▸ **Short task**
Please give the entries again in full and exactly, without any picture.

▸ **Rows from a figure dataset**
____

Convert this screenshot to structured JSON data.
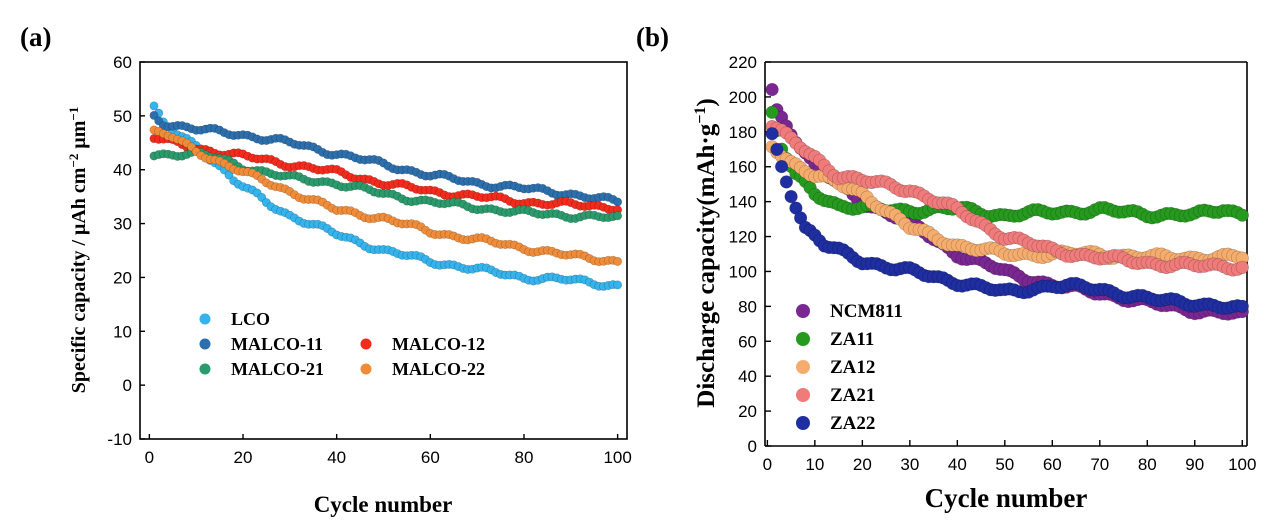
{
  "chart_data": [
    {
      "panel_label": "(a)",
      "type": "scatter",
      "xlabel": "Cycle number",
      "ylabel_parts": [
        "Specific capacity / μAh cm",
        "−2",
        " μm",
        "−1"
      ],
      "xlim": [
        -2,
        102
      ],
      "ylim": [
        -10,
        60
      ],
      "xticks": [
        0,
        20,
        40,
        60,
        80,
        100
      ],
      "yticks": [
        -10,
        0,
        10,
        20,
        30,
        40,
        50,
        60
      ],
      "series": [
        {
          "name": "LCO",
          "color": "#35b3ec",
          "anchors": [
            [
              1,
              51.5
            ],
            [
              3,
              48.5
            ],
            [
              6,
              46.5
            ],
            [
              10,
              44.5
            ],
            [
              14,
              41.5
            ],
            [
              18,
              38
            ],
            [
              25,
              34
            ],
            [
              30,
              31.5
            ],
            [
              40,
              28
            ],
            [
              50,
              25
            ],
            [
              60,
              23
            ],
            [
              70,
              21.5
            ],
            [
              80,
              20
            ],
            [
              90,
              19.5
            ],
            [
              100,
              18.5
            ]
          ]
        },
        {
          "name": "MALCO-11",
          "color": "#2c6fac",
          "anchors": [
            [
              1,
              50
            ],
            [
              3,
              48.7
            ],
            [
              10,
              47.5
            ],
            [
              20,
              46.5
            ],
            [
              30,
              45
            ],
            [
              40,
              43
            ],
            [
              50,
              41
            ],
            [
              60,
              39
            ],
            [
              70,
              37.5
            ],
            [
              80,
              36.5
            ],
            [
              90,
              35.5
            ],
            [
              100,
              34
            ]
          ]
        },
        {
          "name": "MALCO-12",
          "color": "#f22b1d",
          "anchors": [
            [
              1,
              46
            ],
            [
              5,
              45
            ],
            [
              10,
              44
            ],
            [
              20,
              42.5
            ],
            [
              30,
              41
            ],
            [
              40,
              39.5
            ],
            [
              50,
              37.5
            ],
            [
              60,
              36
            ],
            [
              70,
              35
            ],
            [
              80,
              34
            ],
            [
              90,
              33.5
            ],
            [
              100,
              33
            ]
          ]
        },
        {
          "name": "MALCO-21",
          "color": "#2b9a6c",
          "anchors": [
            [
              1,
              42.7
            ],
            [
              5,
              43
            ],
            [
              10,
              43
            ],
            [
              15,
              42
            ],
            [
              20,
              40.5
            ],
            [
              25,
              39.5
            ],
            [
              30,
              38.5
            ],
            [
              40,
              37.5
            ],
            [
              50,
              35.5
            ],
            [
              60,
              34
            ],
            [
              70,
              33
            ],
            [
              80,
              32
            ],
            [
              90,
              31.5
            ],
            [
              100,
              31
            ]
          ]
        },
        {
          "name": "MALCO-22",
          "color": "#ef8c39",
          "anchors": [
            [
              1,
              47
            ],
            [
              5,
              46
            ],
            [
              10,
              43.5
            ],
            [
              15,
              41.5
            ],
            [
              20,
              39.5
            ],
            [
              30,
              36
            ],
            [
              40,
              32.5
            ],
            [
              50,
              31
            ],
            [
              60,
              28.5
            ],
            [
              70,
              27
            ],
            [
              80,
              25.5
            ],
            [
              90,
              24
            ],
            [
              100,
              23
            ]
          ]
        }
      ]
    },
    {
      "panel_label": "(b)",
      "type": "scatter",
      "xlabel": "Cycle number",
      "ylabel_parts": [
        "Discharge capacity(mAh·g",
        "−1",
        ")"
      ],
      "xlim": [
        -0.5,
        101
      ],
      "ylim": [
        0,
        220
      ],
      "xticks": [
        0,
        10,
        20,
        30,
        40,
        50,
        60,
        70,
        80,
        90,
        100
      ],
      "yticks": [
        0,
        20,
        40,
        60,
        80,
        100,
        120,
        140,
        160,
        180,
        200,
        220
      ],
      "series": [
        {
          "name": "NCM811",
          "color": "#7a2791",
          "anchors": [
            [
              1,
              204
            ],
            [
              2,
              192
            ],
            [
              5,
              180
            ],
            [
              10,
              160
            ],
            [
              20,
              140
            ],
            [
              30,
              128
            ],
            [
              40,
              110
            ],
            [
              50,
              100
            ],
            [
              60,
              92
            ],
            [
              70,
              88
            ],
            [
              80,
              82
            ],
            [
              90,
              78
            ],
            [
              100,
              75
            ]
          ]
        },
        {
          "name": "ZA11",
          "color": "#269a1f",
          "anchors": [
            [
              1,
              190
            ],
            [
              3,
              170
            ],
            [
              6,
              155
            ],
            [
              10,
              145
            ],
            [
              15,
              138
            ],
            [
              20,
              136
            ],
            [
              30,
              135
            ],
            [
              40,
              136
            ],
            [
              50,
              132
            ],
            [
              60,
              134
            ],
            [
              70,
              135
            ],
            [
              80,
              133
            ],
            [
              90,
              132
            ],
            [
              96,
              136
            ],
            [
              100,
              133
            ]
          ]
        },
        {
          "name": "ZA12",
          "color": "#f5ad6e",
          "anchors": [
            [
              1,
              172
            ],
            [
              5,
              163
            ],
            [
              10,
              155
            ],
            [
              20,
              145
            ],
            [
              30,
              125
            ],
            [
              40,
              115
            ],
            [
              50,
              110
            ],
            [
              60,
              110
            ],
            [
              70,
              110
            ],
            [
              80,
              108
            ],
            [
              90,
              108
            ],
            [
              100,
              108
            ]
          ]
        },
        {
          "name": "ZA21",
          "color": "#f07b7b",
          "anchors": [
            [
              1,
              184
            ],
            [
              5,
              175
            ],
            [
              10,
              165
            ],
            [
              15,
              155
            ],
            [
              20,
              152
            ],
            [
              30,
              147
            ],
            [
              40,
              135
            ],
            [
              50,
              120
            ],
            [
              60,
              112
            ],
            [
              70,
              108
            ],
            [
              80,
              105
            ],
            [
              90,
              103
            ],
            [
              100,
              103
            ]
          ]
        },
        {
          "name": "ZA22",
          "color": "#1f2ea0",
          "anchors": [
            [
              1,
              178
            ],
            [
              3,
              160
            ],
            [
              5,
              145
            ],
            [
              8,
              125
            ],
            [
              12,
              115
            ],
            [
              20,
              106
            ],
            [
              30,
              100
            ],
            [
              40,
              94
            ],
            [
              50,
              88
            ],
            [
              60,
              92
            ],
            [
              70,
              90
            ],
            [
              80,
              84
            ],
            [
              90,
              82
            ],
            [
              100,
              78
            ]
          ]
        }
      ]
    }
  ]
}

____

▸ **Solution to the problem**
Convert this screenshot to structured JSON data.
{
  "chart_data": [
    {
      "panel_label": "(a)",
      "type": "scatter",
      "xlabel": "Cycle number",
      "ylabel_parts": [
        "Specific capacity / μAh cm",
        "−2",
        " μm",
        "−1"
      ],
      "xlim": [
        -2,
        102
      ],
      "ylim": [
        -10,
        60
      ],
      "xticks": [
        0,
        20,
        40,
        60,
        80,
        100
      ],
      "yticks": [
        -10,
        0,
        10,
        20,
        30,
        40,
        50,
        60
      ],
      "series": [
        {
          "name": "LCO",
          "color": "#35b3ec",
          "anchors": [
            [
              1,
              51.5
            ],
            [
              3,
              48.5
            ],
            [
              6,
              46.5
            ],
            [
              10,
              44.5
            ],
            [
              14,
              41.5
            ],
            [
              18,
              38
            ],
            [
              25,
              34
            ],
            [
              30,
              31.5
            ],
            [
              40,
              28
            ],
            [
              50,
              25
            ],
            [
              60,
              23
            ],
            [
              70,
              21.5
            ],
            [
              80,
              20
            ],
            [
              90,
              19.5
            ],
            [
              100,
              18.5
            ]
          ]
        },
        {
          "name": "MALCO-11",
          "color": "#2c6fac",
          "anchors": [
            [
              1,
              50
            ],
            [
              3,
              48.7
            ],
            [
              10,
              47.5
            ],
            [
              20,
              46.5
            ],
            [
              30,
              45
            ],
            [
              40,
              43
            ],
            [
              50,
              41
            ],
            [
              60,
              39
            ],
            [
              70,
              37.5
            ],
            [
              80,
              36.5
            ],
            [
              90,
              35.5
            ],
            [
              100,
              34
            ]
          ]
        },
        {
          "name": "MALCO-12",
          "color": "#f22b1d",
          "anchors": [
            [
              1,
              46
            ],
            [
              5,
              45
            ],
            [
              10,
              44
            ],
            [
              20,
              42.5
            ],
            [
              30,
              41
            ],
            [
              40,
              39.5
            ],
            [
              50,
              37.5
            ],
            [
              60,
              36
            ],
            [
              70,
              35
            ],
            [
              80,
              34
            ],
            [
              90,
              33.5
            ],
            [
              100,
              33
            ]
          ]
        },
        {
          "name": "MALCO-21",
          "color": "#2b9a6c",
          "anchors": [
            [
              1,
              42.7
            ],
            [
              5,
              43
            ],
            [
              10,
              43
            ],
            [
              15,
              42
            ],
            [
              20,
              40.5
            ],
            [
              25,
              39.5
            ],
            [
              30,
              38.5
            ],
            [
              40,
              37.5
            ],
            [
              50,
              35.5
            ],
            [
              60,
              34
            ],
            [
              70,
              33
            ],
            [
              80,
              32
            ],
            [
              90,
              31.5
            ],
            [
              100,
              31
            ]
          ]
        },
        {
          "name": "MALCO-22",
          "color": "#ef8c39",
          "anchors": [
            [
              1,
              47
            ],
            [
              5,
              46
            ],
            [
              10,
              43.5
            ],
            [
              15,
              41.5
            ],
            [
              20,
              39.5
            ],
            [
              30,
              36
            ],
            [
              40,
              32.5
            ],
            [
              50,
              31
            ],
            [
              60,
              28.5
            ],
            [
              70,
              27
            ],
            [
              80,
              25.5
            ],
            [
              90,
              24
            ],
            [
              100,
              23
            ]
          ]
        }
      ]
    },
    {
      "panel_label": "(b)",
      "type": "scatter",
      "xlabel": "Cycle number",
      "ylabel_parts": [
        "Discharge capacity(mAh·g",
        "−1",
        ")"
      ],
      "xlim": [
        -0.5,
        101
      ],
      "ylim": [
        0,
        220
      ],
      "xticks": [
        0,
        10,
        20,
        30,
        40,
        50,
        60,
        70,
        80,
        90,
        100
      ],
      "yticks": [
        0,
        20,
        40,
        60,
        80,
        100,
        120,
        140,
        160,
        180,
        200,
        220
      ],
      "series": [
        {
          "name": "NCM811",
          "color": "#7a2791",
          "anchors": [
            [
              1,
              204
            ],
            [
              2,
              192
            ],
            [
              5,
              180
            ],
            [
              10,
              160
            ],
            [
              20,
              140
            ],
            [
              30,
              128
            ],
            [
              40,
              110
            ],
            [
              50,
              100
            ],
            [
              60,
              92
            ],
            [
              70,
              88
            ],
            [
              80,
              82
            ],
            [
              90,
              78
            ],
            [
              100,
              75
            ]
          ]
        },
        {
          "name": "ZA11",
          "color": "#269a1f",
          "anchors": [
            [
              1,
              190
            ],
            [
              3,
              170
            ],
            [
              6,
              155
            ],
            [
              10,
              145
            ],
            [
              15,
              138
            ],
            [
              20,
              136
            ],
            [
              30,
              135
            ],
            [
              40,
              136
            ],
            [
              50,
              132
            ],
            [
              60,
              134
            ],
            [
              70,
              135
            ],
            [
              80,
              133
            ],
            [
              90,
              132
            ],
            [
              96,
              136
            ],
            [
              100,
              133
            ]
          ]
        },
        {
          "name": "ZA12",
          "color": "#f5ad6e",
          "anchors": [
            [
              1,
              172
            ],
            [
              5,
              163
            ],
            [
              10,
              155
            ],
            [
              20,
              145
            ],
            [
              30,
              125
            ],
            [
              40,
              115
            ],
            [
              50,
              110
            ],
            [
              60,
              110
            ],
            [
              70,
              110
            ],
            [
              80,
              108
            ],
            [
              90,
              108
            ],
            [
              100,
              108
            ]
          ]
        },
        {
          "name": "ZA21",
          "color": "#f07b7b",
          "anchors": [
            [
              1,
              184
            ],
            [
              5,
              175
            ],
            [
              10,
              165
            ],
            [
              15,
              155
            ],
            [
              20,
              152
            ],
            [
              30,
              147
            ],
            [
              40,
              135
            ],
            [
              50,
              120
            ],
            [
              60,
              112
            ],
            [
              70,
              108
            ],
            [
              80,
              105
            ],
            [
              90,
              103
            ],
            [
              100,
              103
            ]
          ]
        },
        {
          "name": "ZA22",
          "color": "#1f2ea0",
          "anchors": [
            [
              1,
              178
            ],
            [
              3,
              160
            ],
            [
              5,
              145
            ],
            [
              8,
              125
            ],
            [
              12,
              115
            ],
            [
              20,
              106
            ],
            [
              30,
              100
            ],
            [
              40,
              94
            ],
            [
              50,
              88
            ],
            [
              60,
              92
            ],
            [
              70,
              90
            ],
            [
              80,
              84
            ],
            [
              90,
              82
            ],
            [
              100,
              78
            ]
          ]
        }
      ]
    }
  ]
}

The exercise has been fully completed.